### Exercise brief
List the lines of this listing that hold the word "right".

________________

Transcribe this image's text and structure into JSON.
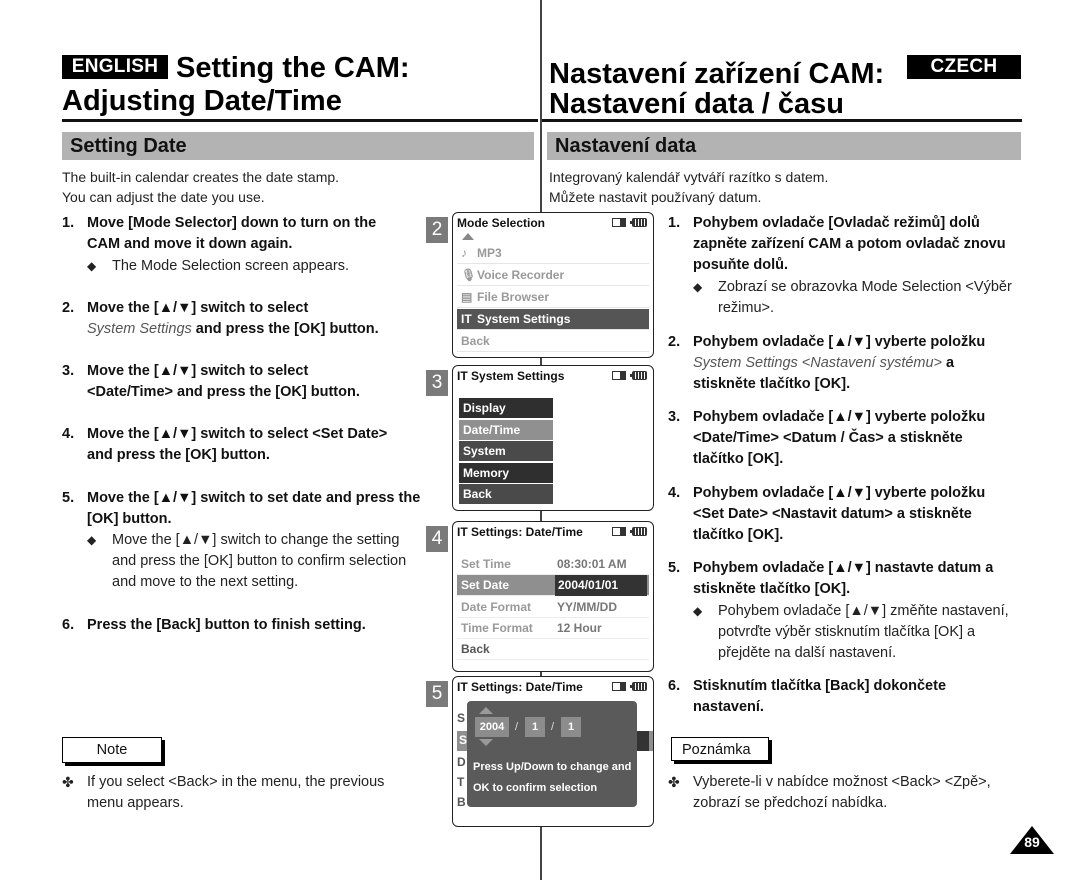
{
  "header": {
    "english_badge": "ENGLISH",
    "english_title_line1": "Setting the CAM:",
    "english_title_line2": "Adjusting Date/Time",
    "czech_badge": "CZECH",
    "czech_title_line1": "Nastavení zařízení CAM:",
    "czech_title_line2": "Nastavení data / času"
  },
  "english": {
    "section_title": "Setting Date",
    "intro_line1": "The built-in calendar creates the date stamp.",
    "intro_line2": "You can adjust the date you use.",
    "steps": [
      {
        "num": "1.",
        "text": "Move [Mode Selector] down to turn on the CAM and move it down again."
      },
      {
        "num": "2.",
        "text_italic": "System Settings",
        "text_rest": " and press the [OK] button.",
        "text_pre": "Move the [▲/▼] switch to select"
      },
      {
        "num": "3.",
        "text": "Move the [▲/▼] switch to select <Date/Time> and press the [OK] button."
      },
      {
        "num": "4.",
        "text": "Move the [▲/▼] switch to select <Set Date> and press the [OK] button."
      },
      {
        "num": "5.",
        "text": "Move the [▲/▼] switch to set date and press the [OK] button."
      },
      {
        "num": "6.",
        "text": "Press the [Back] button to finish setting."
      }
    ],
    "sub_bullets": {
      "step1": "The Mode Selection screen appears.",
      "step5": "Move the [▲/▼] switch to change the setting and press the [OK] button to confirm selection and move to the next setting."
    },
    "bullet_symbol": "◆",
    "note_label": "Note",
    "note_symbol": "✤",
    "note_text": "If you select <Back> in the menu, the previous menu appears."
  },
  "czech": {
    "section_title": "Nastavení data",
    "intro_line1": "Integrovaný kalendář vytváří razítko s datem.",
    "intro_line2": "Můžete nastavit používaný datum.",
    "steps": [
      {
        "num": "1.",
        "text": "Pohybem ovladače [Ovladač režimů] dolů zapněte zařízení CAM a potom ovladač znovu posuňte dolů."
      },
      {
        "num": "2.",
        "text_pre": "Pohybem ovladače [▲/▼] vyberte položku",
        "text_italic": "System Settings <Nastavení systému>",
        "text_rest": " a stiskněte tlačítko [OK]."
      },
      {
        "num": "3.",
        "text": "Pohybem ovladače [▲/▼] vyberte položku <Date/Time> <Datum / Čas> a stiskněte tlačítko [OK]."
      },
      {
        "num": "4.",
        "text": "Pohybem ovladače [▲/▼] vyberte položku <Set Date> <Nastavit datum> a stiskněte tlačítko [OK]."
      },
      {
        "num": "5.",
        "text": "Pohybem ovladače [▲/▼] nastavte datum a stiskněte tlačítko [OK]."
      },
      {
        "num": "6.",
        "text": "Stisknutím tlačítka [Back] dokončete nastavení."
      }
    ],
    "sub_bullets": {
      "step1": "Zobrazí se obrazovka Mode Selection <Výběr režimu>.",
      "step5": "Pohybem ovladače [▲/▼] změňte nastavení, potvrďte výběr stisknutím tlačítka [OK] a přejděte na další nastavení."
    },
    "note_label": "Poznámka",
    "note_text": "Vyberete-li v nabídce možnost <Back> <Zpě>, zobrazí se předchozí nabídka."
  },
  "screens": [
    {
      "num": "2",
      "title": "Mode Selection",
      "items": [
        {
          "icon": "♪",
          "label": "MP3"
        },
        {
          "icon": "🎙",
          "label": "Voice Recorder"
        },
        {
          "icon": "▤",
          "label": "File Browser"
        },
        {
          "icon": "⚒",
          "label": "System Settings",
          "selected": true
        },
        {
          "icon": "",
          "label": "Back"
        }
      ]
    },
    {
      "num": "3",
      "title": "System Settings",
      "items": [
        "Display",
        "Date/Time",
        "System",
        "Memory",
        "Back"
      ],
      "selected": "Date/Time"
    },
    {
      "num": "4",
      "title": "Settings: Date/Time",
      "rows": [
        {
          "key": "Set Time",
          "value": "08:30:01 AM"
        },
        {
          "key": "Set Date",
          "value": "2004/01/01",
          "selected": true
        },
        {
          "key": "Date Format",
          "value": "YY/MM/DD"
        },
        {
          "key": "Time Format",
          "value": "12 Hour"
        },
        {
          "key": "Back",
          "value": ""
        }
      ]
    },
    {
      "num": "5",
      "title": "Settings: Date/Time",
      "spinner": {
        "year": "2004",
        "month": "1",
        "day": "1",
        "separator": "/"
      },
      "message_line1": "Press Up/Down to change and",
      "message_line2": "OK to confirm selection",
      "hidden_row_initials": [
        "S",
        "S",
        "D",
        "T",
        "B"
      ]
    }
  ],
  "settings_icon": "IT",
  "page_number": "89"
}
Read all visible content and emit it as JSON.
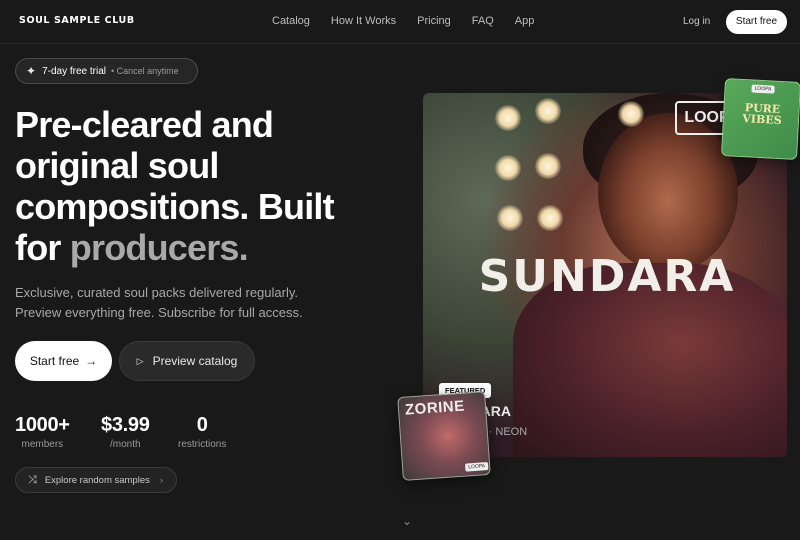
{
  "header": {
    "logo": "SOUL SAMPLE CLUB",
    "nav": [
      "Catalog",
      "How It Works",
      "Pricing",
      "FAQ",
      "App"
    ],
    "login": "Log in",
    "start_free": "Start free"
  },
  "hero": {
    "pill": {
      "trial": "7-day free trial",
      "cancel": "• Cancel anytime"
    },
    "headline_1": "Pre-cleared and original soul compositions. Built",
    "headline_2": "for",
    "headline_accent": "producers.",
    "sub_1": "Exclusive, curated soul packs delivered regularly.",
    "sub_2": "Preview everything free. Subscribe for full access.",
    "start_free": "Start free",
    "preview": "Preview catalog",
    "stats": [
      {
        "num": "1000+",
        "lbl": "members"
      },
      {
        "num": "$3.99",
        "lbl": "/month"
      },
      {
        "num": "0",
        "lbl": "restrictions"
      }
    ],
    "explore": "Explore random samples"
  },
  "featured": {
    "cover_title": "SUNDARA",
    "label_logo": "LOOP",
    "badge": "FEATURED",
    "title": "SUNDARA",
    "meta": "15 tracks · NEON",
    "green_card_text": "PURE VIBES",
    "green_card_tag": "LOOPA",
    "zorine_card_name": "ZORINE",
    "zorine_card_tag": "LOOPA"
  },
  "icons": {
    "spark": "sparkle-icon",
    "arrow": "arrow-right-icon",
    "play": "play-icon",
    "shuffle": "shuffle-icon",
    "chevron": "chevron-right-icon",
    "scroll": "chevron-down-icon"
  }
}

________________

### Written answer
    "arrow": "arrow-right-icon",
    "chevron": "chevron-right-icon",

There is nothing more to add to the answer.